:: AUFGABENSTELLUNG ::
Gib aus dem Abschnitt über das Kinderbuch zu Eva Szepesi den Wortlaut zwischen „Die in Los Angeles“ und „ein Denkmal gesetzt.“ unverändert wieder, beide Stellen eingeschlossen.

:: TEXTABSCHNITT ::
--- --- ---

Die in Los Angeles lebende Illustratorin Stephanie Lunkewitz hat aus Gesprächen mit Eva Szepesi, geb. Diamant ein eindrucksvolles Kinderbuch „Ich war Eva Diamant“ für die kommende heranwachsende Generation gestaltet, wozu ich sie interviewt habe. Sie, deren Haus gerade im kalifornischen Feuersturm abgebrannt ist, hat diese Geschichte, für die sie sich über Jahre mit Szepesi beschäftigte hat, aus der Perspektive des Kindes neu erzählt und illustriert und ihrer Biographie ein Denkmal gesetzt.

--- --- ---

:: MATERIALAUSZÜGE ::
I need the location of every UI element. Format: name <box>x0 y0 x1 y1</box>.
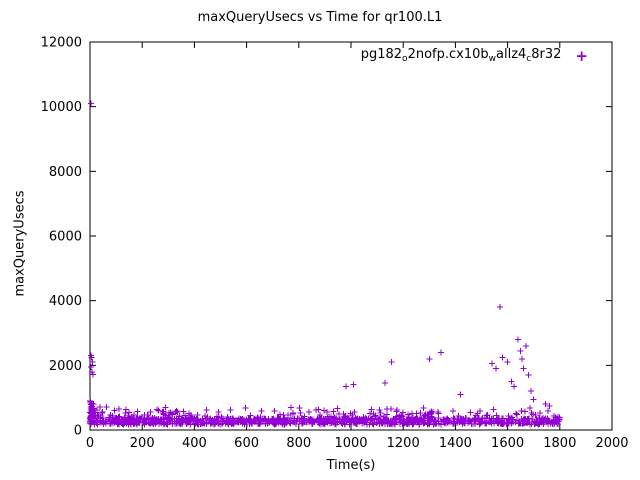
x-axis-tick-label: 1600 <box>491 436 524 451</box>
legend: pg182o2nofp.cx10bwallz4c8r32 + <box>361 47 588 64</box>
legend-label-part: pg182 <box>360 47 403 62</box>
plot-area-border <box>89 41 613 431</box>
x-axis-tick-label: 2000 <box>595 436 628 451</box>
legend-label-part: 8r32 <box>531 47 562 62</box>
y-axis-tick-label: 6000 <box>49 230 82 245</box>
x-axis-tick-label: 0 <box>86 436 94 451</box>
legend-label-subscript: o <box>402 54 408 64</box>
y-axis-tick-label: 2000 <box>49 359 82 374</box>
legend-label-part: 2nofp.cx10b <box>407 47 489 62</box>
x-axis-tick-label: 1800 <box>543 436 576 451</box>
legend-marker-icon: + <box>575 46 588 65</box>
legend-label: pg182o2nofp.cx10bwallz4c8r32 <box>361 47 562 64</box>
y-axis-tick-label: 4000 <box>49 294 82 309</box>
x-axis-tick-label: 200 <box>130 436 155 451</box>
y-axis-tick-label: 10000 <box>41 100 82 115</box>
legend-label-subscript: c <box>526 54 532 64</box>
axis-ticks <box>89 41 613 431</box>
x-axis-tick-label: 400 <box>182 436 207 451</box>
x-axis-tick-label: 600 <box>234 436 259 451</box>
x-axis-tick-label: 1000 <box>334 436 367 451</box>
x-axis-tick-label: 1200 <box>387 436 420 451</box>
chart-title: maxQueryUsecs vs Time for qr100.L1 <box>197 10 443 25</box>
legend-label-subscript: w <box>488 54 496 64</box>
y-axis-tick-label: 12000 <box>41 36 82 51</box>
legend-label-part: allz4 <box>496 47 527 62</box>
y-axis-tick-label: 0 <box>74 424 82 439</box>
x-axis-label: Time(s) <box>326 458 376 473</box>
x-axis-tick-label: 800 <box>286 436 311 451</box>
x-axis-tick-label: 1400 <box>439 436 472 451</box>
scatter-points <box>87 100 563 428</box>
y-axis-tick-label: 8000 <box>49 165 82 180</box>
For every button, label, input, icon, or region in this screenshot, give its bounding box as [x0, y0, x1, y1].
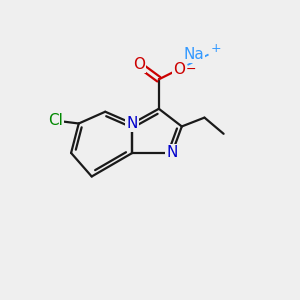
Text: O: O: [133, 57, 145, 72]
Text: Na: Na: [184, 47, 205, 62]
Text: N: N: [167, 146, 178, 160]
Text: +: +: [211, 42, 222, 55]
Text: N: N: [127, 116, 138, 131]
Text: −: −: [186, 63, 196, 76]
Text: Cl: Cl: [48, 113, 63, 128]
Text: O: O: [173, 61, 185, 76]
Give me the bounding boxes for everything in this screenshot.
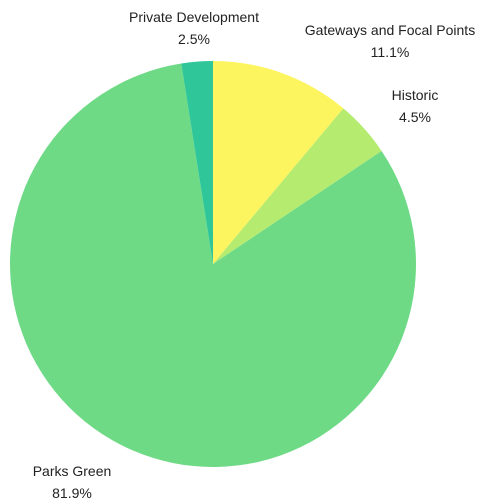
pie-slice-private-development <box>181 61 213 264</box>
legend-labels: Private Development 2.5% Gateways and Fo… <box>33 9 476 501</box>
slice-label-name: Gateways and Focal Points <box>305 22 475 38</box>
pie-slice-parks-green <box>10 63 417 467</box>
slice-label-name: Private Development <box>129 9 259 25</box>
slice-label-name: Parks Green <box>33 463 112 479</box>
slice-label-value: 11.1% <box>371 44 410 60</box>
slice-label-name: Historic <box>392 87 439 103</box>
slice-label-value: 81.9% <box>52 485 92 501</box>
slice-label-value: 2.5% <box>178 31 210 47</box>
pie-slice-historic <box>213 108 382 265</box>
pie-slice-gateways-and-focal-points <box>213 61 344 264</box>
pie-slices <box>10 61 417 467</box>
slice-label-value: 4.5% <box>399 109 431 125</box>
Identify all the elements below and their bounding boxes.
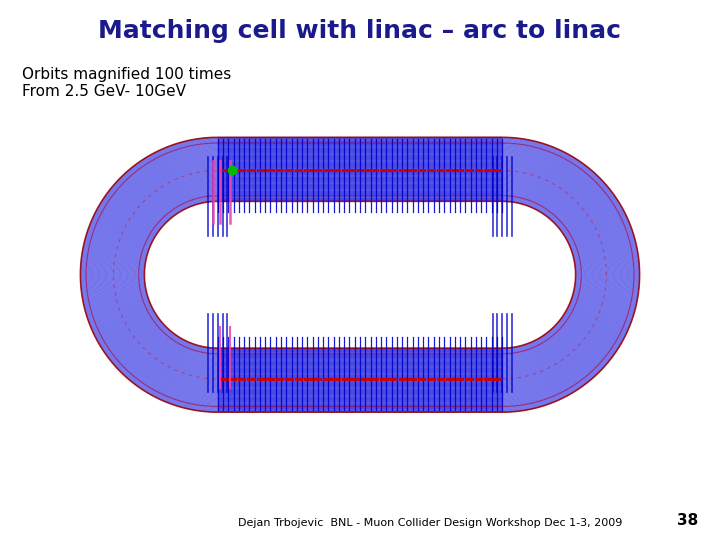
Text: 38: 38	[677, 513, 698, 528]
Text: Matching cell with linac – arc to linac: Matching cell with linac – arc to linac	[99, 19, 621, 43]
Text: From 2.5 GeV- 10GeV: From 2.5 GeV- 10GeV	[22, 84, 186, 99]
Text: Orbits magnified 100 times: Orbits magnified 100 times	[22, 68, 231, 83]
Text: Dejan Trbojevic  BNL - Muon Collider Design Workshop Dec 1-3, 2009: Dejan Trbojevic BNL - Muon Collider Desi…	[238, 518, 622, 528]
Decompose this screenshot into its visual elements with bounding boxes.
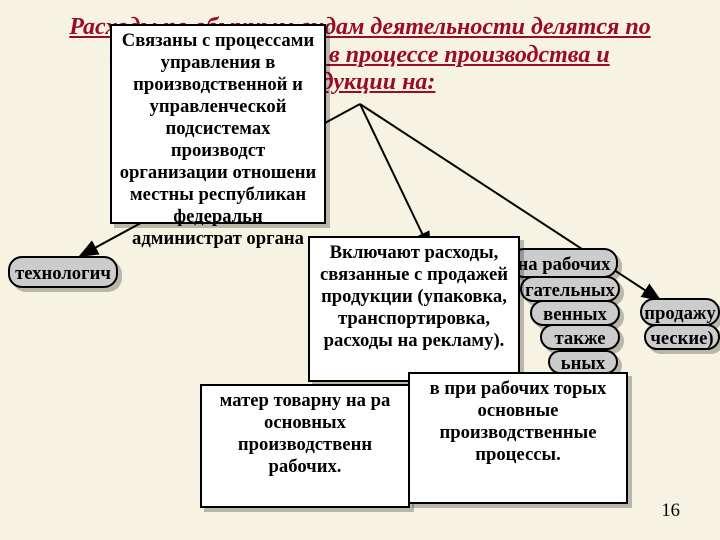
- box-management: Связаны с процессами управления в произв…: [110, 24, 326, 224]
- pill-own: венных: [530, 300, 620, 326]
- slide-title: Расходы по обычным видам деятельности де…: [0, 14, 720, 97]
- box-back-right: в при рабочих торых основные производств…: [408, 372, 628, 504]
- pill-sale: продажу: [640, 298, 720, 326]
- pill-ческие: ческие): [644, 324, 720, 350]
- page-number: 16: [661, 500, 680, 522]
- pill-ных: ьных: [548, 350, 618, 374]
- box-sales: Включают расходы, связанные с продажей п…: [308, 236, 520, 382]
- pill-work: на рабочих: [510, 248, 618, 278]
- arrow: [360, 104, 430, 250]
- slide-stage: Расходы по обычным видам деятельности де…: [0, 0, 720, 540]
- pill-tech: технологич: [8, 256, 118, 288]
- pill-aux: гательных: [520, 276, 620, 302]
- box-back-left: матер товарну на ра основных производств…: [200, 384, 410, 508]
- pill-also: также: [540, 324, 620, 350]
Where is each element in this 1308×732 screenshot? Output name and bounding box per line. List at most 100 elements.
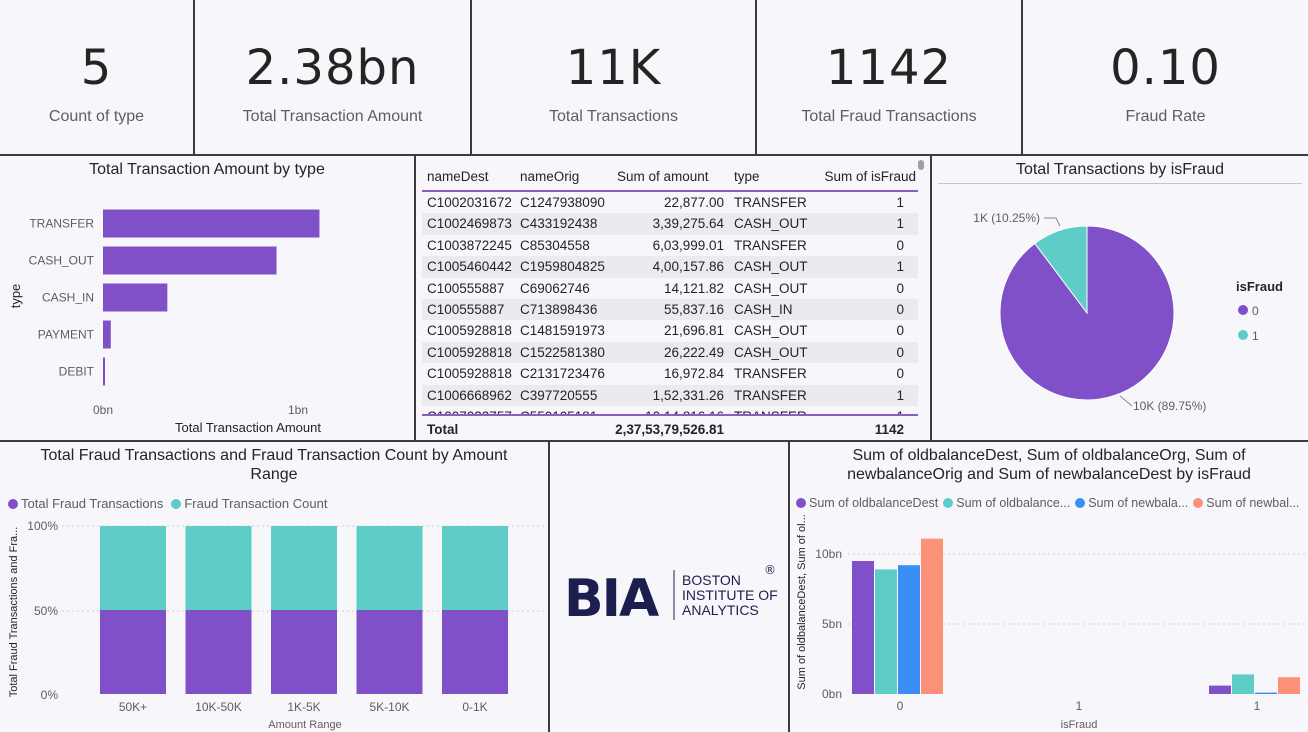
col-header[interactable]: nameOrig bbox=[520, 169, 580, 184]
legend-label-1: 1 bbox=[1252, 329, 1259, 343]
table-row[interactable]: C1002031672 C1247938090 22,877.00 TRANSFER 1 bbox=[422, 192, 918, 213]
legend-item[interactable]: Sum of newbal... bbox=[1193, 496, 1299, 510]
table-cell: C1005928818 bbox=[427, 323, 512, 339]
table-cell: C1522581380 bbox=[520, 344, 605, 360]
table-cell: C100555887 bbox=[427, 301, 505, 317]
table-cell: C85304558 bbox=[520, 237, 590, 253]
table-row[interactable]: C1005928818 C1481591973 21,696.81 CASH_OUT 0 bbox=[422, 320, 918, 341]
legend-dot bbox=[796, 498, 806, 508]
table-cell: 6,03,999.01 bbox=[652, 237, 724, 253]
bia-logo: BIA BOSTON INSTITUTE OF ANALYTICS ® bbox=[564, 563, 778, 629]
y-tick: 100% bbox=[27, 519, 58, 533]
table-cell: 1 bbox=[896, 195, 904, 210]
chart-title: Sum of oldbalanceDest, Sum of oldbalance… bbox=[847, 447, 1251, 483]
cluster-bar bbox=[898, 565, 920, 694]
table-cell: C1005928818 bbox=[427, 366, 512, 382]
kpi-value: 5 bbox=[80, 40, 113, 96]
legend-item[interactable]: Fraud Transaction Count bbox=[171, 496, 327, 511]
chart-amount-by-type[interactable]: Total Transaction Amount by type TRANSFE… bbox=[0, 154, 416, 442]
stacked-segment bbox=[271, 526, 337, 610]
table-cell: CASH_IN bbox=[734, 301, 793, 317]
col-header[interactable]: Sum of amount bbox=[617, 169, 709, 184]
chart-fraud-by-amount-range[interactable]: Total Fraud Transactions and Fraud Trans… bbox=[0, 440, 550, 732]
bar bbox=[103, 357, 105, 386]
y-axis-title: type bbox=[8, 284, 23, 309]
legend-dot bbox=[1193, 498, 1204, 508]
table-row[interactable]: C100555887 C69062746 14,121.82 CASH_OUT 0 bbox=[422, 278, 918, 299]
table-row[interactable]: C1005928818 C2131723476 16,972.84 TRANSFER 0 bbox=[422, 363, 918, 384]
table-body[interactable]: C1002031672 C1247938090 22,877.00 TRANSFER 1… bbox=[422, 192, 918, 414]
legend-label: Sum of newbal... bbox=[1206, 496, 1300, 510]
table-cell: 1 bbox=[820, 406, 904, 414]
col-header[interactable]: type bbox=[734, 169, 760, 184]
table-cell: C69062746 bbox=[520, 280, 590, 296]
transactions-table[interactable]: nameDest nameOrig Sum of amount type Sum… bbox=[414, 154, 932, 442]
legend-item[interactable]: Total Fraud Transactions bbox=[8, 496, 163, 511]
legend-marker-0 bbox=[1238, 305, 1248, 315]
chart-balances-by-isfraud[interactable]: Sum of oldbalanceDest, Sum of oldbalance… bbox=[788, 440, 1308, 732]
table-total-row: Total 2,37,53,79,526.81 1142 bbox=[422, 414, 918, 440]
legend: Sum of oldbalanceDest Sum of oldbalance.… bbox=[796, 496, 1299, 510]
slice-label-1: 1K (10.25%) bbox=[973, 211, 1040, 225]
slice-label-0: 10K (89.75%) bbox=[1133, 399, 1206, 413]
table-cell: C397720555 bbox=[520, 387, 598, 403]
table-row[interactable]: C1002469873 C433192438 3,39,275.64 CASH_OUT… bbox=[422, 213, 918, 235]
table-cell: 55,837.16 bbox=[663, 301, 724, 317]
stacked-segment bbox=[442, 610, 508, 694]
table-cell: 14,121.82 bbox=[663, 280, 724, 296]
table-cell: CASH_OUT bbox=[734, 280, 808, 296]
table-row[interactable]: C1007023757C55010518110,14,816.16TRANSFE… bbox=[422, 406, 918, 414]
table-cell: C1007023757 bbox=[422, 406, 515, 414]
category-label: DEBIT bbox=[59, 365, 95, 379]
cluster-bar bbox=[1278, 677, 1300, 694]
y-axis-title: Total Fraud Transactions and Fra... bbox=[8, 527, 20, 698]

--- --- ---

:: LÖSUNG ::
Die in Los Angeles lebende Illustratorin Stephanie Lunkewitz hat aus Gesprächen mit Eva Szepesi, geb. Diamant ein eindrucksvolles Kinderbuch „Ich war Eva Diamant“ für die kommende heranwachsende Generation gestaltet, wozu ich sie interviewt habe. Sie, deren Haus gerade im kalifornischen Feuersturm abgebrannt ist, hat diese Geschichte, für die sie sich über Jahre mit Szepesi beschäftigte hat, aus der Perspektive des Kindes neu erzählt und illustriert und ihrer Biographie ein Denkmal gesetzt.